- [Exercise requirements]: Go through the material below and report how many lines contain "邓超伦订弓指法". Give only the number.

Data records
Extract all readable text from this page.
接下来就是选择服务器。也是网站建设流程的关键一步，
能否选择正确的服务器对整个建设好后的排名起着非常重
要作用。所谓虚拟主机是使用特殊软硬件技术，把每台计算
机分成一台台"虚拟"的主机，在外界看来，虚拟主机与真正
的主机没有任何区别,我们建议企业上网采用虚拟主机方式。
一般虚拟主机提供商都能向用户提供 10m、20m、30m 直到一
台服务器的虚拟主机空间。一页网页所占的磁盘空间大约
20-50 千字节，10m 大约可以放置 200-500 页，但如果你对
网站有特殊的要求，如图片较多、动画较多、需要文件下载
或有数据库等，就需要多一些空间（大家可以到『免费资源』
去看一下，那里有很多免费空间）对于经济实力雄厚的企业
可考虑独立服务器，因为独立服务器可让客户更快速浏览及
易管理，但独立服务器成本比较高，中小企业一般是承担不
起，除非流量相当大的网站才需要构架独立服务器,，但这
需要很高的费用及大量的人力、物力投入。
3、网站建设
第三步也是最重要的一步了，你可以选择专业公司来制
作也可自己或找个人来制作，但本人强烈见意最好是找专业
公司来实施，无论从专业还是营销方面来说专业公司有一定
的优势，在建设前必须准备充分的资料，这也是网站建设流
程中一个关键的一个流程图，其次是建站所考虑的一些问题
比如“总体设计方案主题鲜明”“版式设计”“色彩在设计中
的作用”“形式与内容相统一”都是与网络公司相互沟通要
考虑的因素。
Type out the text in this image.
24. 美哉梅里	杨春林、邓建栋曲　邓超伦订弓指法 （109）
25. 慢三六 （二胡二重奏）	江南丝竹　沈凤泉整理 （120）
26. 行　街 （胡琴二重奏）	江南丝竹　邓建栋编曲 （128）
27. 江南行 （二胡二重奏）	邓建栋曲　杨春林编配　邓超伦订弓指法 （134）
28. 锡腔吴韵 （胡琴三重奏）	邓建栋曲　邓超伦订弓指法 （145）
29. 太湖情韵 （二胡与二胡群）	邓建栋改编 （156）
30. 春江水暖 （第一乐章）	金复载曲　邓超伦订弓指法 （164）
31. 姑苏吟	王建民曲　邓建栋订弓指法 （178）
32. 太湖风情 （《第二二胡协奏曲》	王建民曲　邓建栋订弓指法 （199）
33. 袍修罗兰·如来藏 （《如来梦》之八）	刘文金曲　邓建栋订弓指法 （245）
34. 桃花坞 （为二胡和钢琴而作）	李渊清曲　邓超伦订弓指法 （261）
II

- [Result of this task]: 5